■ **Your task**: Filter the entries that follow, copying every line in which the word "Learn" appears.

[Collected data entries]
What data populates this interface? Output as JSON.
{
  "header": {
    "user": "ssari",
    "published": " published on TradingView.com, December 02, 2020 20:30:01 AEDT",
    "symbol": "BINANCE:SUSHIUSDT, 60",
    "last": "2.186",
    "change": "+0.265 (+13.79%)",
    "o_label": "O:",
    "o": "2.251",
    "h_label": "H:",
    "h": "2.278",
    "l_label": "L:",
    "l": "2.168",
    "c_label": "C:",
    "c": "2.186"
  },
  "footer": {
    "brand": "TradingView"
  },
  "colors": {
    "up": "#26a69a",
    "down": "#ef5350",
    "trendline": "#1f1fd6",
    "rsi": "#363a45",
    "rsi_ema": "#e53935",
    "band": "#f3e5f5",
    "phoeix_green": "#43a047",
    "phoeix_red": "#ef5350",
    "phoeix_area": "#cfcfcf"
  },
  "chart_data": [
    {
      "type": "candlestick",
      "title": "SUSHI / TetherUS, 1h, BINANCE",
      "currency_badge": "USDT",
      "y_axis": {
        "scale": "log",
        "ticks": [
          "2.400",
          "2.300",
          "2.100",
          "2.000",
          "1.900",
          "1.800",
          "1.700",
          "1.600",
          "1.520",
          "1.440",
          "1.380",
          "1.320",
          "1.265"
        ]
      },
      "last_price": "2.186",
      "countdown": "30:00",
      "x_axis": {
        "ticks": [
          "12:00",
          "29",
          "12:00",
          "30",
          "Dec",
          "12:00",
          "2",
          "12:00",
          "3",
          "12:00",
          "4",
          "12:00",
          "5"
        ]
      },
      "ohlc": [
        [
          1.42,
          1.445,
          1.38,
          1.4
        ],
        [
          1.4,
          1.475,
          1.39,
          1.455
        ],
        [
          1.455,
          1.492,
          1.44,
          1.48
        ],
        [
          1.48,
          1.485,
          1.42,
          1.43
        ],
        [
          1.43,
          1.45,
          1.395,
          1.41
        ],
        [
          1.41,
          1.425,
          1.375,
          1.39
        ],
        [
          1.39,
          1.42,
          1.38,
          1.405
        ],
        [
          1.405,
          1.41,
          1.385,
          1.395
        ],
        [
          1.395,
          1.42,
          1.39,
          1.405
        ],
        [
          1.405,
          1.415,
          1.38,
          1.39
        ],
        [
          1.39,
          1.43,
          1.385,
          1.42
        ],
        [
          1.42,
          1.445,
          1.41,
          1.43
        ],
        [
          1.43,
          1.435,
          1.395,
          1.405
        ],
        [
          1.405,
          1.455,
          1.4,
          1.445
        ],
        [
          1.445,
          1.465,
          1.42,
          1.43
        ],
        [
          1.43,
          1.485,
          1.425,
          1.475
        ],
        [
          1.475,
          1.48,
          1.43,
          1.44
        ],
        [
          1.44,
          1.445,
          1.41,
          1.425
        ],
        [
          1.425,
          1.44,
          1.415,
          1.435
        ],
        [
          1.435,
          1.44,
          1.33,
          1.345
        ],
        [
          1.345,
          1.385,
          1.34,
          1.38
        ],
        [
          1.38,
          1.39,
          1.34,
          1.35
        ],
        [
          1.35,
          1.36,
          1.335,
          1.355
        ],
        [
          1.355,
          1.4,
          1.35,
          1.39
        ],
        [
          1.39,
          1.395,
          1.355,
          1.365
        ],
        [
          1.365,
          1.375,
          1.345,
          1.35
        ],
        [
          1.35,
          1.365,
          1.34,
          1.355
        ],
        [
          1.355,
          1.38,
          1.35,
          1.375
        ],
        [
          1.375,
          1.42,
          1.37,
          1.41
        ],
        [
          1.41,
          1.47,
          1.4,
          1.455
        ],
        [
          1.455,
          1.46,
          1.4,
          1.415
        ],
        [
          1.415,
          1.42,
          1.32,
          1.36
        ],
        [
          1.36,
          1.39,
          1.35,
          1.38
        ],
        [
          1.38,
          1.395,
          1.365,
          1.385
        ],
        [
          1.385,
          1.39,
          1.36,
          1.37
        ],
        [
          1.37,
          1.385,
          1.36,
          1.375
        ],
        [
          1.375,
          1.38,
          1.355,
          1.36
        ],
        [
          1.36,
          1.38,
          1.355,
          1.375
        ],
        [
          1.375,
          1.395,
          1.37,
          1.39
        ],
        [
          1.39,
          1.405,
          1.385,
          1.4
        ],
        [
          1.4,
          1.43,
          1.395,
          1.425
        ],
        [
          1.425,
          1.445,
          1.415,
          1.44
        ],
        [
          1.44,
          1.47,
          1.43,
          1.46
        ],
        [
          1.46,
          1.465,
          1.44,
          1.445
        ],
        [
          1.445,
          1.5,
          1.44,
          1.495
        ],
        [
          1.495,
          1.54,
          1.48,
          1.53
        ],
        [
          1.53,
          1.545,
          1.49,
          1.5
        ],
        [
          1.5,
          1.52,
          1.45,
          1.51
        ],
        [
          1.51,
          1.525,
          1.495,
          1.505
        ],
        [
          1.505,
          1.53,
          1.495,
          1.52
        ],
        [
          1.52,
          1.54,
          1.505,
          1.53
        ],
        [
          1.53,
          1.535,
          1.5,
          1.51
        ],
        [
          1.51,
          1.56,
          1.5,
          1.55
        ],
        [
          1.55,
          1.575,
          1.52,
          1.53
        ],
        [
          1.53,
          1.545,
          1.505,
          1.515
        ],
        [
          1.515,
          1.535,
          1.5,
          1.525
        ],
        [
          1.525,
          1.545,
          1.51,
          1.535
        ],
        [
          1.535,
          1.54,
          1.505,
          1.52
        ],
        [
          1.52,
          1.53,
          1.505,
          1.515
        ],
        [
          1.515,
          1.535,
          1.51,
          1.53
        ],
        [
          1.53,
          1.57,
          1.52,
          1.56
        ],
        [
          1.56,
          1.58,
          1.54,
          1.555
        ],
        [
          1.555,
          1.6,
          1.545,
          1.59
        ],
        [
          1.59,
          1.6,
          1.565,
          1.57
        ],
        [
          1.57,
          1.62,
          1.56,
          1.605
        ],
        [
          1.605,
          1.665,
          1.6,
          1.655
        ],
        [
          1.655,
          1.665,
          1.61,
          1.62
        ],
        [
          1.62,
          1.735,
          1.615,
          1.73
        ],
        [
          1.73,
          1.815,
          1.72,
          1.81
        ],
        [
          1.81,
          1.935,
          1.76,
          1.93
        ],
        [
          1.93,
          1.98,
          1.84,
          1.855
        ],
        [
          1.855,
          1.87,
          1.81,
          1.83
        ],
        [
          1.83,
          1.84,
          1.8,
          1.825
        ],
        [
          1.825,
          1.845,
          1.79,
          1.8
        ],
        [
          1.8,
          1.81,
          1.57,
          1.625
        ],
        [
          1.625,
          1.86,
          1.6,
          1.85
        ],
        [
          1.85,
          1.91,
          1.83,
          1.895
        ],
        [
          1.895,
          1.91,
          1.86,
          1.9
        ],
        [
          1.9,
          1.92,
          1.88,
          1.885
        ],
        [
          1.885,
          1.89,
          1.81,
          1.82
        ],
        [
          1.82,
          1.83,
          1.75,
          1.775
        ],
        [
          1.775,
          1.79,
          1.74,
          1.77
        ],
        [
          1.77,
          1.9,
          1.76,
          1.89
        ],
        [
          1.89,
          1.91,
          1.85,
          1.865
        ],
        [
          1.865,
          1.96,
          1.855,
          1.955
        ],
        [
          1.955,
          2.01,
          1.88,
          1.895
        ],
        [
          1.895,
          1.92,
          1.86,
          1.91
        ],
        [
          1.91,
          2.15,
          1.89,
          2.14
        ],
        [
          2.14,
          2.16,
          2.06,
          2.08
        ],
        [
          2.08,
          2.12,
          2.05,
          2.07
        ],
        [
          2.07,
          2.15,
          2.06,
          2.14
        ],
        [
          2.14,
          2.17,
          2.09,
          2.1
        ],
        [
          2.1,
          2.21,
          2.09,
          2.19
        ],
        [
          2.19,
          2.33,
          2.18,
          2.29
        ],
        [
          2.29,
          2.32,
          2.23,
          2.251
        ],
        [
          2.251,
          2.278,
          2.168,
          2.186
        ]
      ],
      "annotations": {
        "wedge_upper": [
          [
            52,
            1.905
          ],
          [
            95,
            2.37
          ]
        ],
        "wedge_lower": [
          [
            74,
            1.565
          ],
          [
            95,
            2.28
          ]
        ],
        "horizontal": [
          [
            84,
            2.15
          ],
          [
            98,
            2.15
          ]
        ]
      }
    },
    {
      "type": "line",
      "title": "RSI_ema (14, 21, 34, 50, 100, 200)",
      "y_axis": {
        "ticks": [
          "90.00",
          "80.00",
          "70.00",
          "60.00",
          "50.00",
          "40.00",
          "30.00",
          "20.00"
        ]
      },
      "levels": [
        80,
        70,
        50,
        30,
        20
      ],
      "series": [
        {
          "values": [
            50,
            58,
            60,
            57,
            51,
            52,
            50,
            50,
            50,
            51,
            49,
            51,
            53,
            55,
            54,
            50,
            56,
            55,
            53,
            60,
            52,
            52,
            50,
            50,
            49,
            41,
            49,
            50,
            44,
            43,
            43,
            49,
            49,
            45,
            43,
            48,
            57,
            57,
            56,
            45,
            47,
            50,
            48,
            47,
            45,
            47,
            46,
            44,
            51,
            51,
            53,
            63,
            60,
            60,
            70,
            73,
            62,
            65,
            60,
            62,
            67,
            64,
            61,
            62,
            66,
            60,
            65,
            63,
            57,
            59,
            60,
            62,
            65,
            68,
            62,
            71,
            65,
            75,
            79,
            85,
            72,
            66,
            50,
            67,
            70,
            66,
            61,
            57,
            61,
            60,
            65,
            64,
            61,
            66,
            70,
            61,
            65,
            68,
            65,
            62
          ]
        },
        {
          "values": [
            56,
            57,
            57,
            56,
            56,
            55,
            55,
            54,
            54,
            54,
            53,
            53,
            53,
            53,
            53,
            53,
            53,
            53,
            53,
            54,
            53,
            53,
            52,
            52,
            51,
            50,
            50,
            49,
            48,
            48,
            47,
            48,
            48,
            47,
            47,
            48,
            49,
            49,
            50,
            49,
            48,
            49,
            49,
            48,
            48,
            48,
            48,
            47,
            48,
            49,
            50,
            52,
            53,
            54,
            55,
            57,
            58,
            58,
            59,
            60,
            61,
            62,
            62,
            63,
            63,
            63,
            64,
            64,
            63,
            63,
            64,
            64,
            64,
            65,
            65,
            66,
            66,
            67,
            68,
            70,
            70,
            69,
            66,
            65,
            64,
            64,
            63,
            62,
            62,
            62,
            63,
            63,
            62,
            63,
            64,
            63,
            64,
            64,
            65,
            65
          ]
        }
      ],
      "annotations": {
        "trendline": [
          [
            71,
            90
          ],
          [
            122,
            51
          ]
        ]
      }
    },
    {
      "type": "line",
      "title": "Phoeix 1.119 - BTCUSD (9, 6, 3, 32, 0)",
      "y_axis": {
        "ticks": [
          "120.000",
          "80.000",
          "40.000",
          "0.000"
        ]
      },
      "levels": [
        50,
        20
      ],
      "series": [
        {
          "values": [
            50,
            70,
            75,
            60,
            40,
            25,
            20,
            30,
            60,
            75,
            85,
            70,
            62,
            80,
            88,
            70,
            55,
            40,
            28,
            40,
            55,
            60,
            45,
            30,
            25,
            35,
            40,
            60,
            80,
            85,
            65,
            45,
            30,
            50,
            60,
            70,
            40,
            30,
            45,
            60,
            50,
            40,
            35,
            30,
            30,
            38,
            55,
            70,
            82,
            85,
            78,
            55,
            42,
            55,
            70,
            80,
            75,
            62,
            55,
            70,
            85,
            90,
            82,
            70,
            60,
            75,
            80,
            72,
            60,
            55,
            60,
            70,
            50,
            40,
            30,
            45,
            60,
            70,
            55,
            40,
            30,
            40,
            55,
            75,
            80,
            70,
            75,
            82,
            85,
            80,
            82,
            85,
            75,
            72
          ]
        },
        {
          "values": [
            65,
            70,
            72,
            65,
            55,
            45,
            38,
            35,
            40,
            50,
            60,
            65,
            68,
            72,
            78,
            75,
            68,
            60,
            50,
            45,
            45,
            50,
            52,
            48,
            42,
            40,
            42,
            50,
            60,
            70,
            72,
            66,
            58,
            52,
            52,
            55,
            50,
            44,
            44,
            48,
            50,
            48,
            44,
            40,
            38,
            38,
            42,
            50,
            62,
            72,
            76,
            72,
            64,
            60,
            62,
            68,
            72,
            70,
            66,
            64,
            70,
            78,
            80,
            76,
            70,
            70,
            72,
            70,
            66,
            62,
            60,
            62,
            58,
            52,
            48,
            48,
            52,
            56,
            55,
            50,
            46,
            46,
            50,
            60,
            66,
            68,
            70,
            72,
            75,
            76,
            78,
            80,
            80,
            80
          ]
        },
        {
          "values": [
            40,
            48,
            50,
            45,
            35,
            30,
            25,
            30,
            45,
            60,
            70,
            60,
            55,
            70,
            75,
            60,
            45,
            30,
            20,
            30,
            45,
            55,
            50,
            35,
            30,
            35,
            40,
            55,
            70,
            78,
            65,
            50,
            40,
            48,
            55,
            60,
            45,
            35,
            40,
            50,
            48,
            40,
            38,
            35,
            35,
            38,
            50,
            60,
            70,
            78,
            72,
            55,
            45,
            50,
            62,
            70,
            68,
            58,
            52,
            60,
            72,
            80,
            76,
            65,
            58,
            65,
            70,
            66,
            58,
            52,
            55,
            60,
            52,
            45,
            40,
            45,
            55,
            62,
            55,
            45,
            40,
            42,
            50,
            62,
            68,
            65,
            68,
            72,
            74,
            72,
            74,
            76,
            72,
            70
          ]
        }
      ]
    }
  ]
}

--

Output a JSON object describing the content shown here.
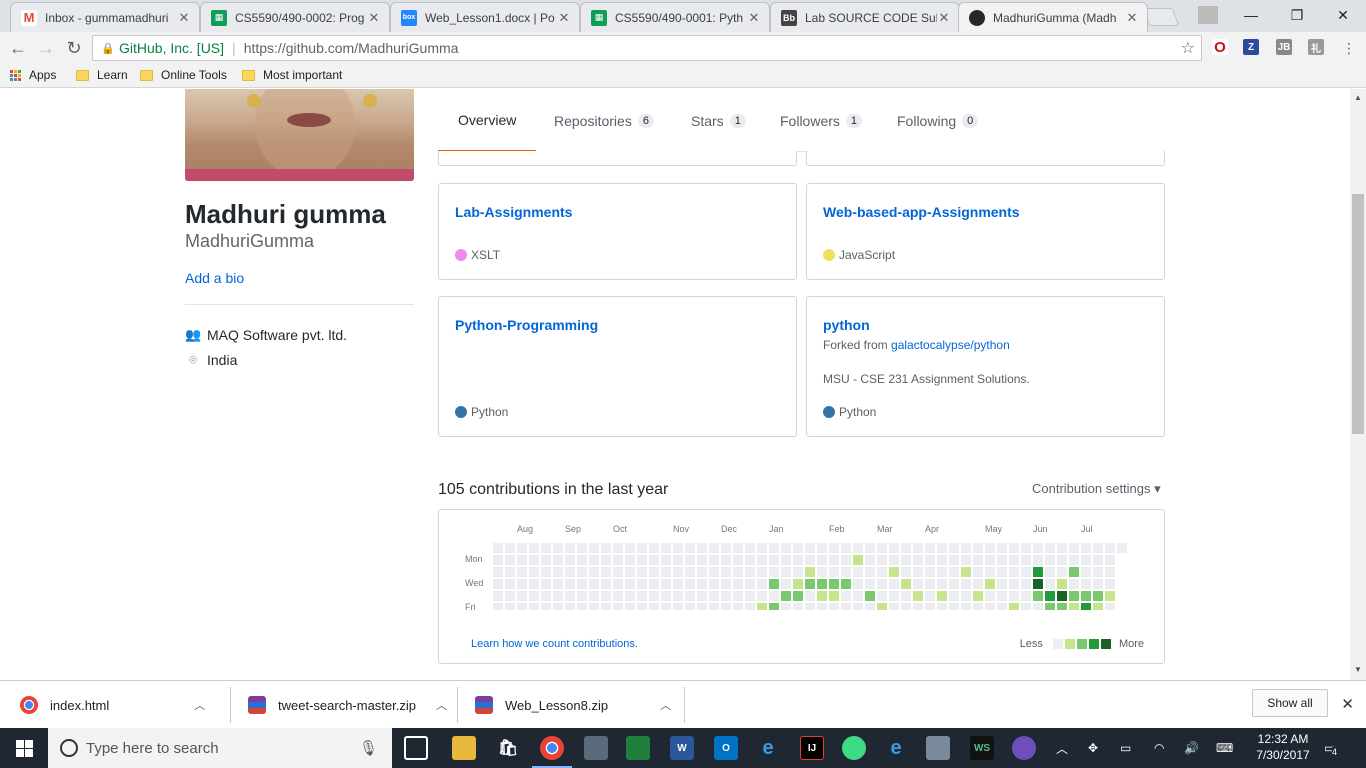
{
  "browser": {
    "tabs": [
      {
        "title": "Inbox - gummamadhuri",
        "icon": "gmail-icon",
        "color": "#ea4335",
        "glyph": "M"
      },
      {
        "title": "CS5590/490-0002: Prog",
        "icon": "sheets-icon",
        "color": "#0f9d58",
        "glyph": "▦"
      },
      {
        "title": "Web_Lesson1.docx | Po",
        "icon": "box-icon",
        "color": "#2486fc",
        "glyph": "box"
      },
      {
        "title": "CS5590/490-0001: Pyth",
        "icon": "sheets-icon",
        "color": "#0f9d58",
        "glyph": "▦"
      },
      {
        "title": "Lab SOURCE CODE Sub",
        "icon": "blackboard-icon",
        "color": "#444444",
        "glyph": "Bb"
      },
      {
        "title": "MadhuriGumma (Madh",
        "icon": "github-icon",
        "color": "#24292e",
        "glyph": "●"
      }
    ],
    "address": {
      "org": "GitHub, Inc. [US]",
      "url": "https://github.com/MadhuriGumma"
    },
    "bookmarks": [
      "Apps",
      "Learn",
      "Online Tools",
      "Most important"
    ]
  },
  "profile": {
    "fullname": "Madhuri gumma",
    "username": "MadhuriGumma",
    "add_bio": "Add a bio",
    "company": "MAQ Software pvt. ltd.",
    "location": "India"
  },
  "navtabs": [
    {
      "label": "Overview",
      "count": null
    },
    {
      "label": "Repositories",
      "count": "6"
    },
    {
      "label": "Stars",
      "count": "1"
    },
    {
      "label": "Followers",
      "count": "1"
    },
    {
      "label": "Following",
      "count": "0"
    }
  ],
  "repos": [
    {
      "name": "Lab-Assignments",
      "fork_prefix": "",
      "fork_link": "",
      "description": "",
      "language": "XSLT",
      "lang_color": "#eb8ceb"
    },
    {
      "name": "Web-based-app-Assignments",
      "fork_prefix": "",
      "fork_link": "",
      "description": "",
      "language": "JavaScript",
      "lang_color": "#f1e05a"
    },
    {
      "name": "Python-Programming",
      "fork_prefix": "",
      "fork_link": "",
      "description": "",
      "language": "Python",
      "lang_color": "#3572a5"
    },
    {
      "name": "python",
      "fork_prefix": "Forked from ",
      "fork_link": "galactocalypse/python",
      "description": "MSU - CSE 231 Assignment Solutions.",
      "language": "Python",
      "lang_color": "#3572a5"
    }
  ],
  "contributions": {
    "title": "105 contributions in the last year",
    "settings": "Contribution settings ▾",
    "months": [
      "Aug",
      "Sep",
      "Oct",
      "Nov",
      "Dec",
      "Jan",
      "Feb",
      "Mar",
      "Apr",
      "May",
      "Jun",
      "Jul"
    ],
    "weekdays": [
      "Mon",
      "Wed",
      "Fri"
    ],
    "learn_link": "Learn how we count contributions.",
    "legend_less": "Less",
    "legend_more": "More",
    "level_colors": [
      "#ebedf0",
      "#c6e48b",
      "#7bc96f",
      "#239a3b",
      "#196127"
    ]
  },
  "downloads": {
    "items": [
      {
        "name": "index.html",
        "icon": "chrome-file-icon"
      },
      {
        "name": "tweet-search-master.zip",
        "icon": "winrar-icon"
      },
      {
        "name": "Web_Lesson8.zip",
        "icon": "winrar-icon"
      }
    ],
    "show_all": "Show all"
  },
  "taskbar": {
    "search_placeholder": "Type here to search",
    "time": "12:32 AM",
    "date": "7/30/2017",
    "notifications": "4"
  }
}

■ **The completed task**:
      "Learn",
    "learn_link": "Learn how we count contributions.",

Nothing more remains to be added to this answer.